_Given task_
Please copy the lines of the material from the line containing "Patent image size: (1020, 636)." through the line containing "The arm 24a is at (667, 405).", changing "plan view" to "top view" and leaving everything else unchanged.

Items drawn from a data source

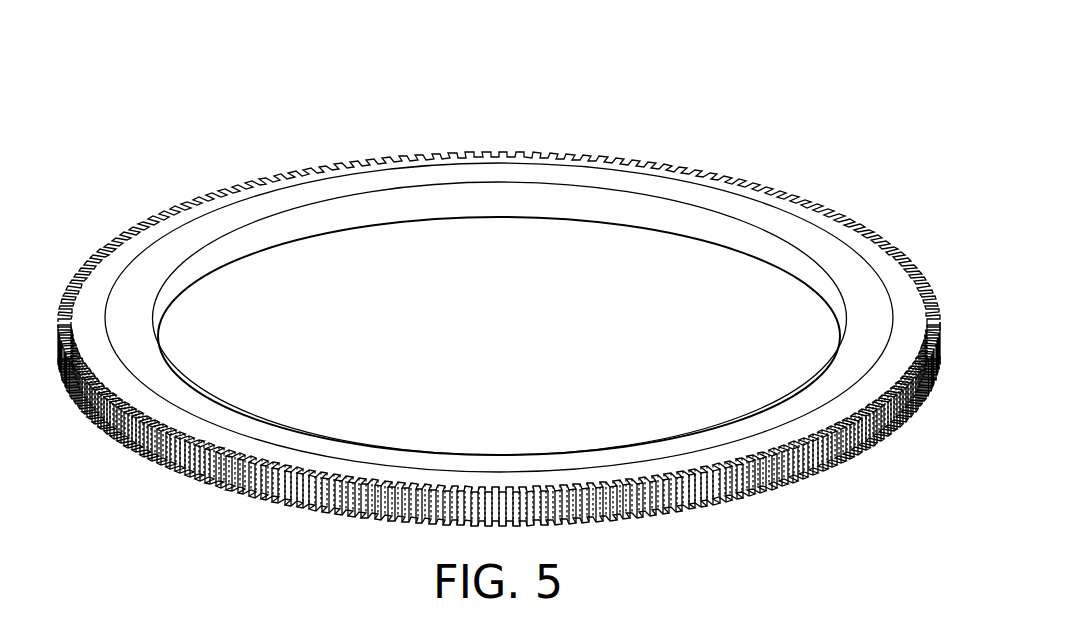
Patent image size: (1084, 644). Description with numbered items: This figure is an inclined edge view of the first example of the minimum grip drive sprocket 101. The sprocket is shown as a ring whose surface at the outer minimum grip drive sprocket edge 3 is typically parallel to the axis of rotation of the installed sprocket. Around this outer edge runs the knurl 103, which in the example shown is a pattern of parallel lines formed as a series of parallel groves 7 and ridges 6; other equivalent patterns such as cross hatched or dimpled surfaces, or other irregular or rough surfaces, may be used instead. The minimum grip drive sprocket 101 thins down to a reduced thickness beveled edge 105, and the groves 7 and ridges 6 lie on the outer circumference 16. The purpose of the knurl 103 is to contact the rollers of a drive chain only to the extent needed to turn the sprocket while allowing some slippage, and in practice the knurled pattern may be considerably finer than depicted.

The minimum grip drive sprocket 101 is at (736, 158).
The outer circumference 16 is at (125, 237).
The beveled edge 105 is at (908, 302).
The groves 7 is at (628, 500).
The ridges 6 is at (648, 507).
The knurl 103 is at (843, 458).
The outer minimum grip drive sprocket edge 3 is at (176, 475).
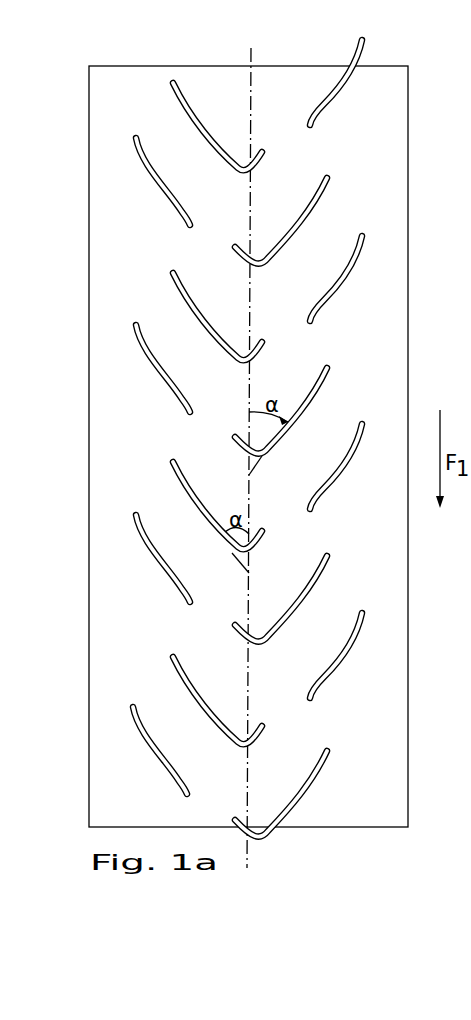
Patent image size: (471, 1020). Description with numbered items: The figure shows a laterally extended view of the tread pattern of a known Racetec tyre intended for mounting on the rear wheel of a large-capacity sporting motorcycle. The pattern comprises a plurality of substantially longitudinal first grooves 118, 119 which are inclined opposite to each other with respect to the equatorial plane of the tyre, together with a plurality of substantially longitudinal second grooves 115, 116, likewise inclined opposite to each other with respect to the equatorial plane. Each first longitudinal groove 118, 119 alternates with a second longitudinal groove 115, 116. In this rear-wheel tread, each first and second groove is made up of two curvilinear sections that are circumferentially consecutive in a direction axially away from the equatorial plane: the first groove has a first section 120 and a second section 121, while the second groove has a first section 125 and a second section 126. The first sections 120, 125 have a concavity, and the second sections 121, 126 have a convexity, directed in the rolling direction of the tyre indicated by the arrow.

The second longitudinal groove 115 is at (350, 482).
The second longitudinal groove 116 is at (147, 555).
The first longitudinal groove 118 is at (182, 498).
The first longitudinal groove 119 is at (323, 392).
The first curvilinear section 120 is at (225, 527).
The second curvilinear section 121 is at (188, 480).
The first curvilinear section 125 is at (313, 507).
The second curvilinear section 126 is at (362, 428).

==

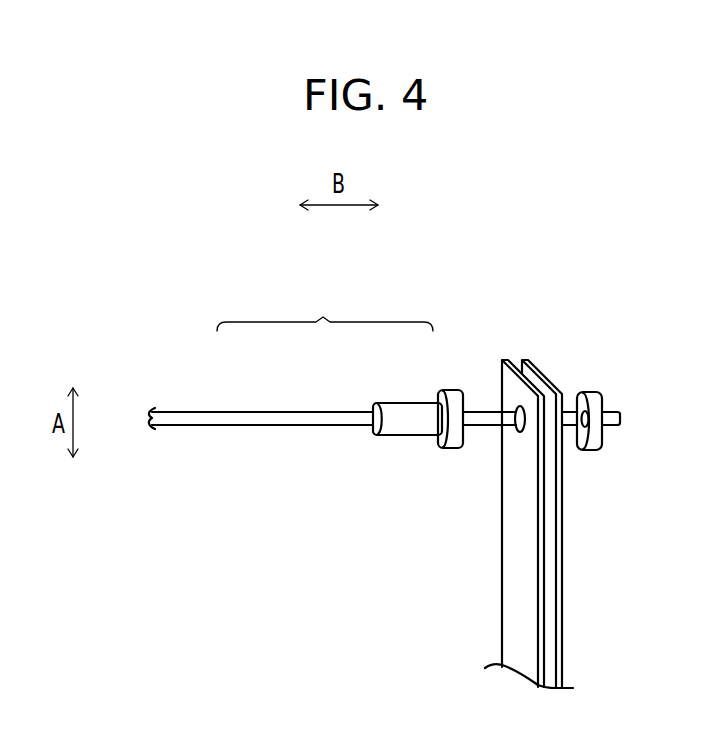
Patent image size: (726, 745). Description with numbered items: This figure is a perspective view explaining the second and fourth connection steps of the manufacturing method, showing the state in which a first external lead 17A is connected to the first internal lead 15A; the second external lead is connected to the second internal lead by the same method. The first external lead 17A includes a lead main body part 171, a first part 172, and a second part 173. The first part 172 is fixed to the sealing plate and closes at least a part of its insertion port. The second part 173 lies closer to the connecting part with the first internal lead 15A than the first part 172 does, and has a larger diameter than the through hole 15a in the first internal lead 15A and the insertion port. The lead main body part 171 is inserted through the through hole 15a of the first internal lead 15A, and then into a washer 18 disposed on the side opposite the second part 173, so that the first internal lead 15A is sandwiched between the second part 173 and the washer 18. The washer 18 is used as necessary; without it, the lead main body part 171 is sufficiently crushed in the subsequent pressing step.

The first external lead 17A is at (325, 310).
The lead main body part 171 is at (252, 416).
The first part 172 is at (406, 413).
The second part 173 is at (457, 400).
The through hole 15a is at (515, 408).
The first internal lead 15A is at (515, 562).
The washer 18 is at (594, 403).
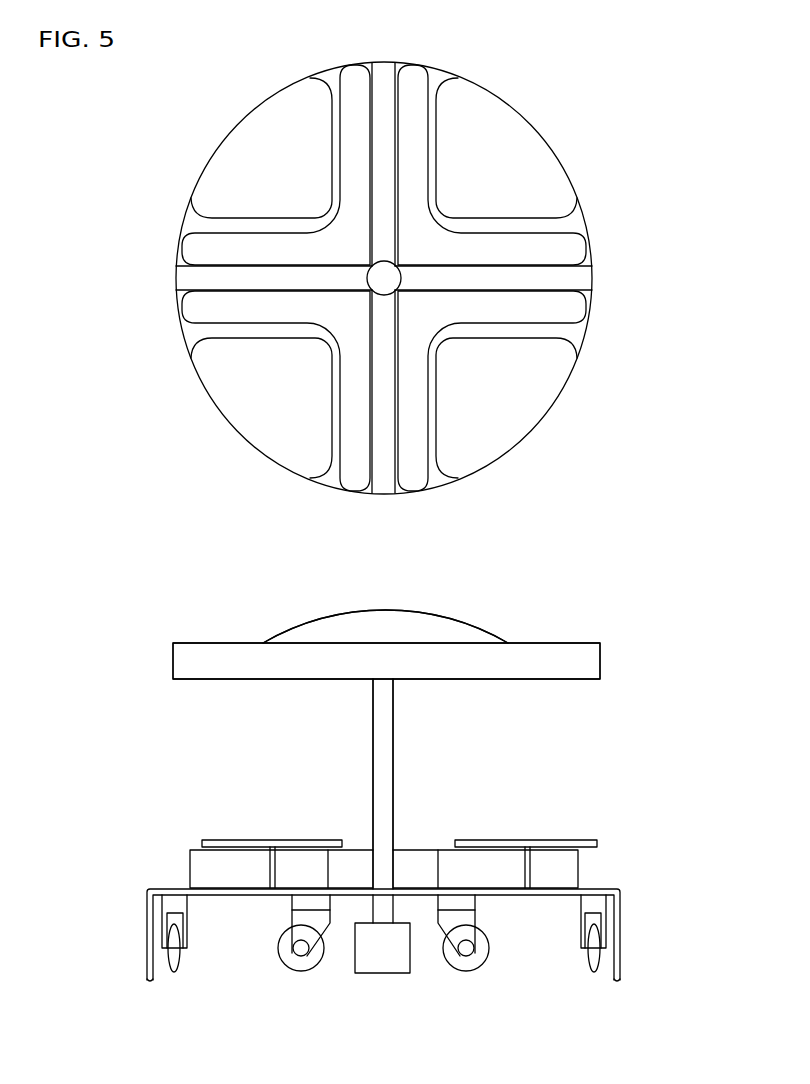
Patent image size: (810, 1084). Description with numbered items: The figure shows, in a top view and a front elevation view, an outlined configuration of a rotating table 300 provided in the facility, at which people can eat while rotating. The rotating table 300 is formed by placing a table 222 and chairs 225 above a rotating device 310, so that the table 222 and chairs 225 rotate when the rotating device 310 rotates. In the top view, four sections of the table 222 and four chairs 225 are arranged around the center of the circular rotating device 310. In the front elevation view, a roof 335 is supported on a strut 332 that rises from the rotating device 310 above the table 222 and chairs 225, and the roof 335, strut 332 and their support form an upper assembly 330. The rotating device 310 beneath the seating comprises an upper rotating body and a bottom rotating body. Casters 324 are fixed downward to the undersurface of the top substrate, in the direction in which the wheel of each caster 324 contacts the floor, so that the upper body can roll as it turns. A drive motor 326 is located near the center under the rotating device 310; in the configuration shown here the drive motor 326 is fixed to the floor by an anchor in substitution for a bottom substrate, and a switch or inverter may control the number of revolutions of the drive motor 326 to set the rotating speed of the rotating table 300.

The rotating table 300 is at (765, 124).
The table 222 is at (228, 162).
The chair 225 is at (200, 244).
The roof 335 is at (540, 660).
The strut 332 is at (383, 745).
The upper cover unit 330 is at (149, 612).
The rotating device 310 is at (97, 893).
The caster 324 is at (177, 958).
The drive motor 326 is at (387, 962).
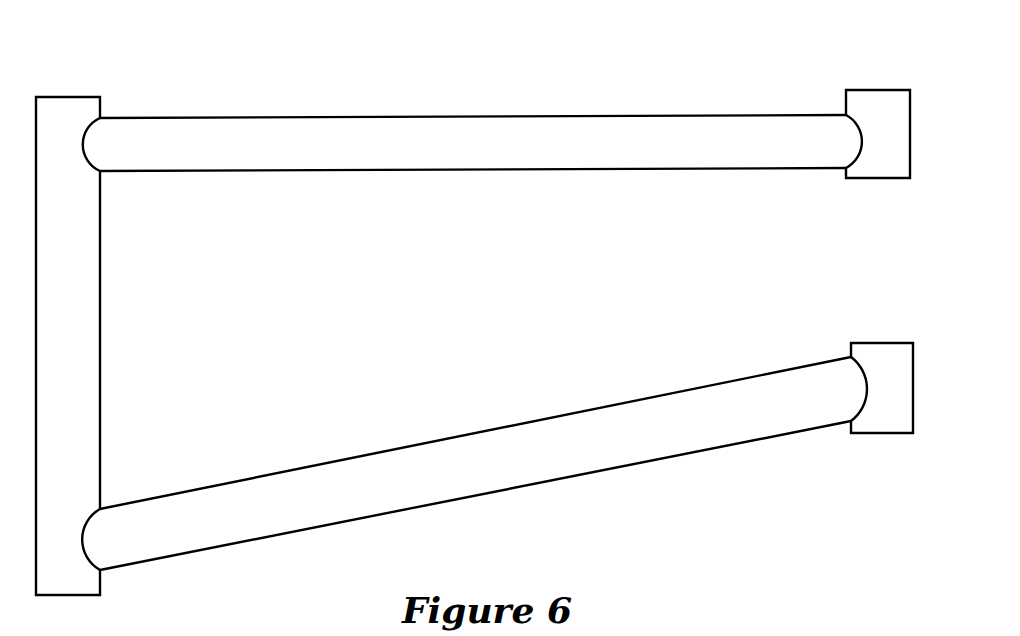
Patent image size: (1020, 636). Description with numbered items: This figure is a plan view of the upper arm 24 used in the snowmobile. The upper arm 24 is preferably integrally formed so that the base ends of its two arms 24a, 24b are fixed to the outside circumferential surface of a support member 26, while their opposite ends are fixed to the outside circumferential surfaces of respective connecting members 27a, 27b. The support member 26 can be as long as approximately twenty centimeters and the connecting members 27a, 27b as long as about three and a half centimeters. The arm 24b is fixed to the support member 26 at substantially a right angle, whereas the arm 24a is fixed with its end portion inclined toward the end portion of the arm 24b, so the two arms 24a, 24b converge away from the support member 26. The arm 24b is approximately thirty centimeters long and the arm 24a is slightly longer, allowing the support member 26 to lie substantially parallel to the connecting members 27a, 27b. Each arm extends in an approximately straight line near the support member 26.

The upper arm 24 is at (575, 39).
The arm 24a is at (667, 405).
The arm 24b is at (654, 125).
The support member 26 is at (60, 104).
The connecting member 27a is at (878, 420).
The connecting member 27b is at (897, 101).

_Finished answer_
Patent image size: (1020, 636). Description with numbered items: This figure is a top view of the upper arm 24 used in the snowmobile. The upper arm 24 is preferably integrally formed so that the base ends of its two arms 24a, 24b are fixed to the outside circumferential surface of a support member 26, while their opposite ends are fixed to the outside circumferential surfaces of respective connecting members 27a, 27b. The support member 26 can be as long as approximately twenty centimeters and the connecting members 27a, 27b as long as about three and a half centimeters. The arm 24b is fixed to the support member 26 at substantially a right angle, whereas the arm 24a is fixed with its end portion inclined toward the end portion of the arm 24b, so the two arms 24a, 24b converge away from the support member 26. The arm 24b is approximately thirty centimeters long and the arm 24a is slightly longer, allowing the support member 26 to lie substantially parallel to the connecting members 27a, 27b. Each arm extends in an approximately straight line near the support member 26.

The upper arm 24 is at (575, 39).
The arm 24a is at (667, 405).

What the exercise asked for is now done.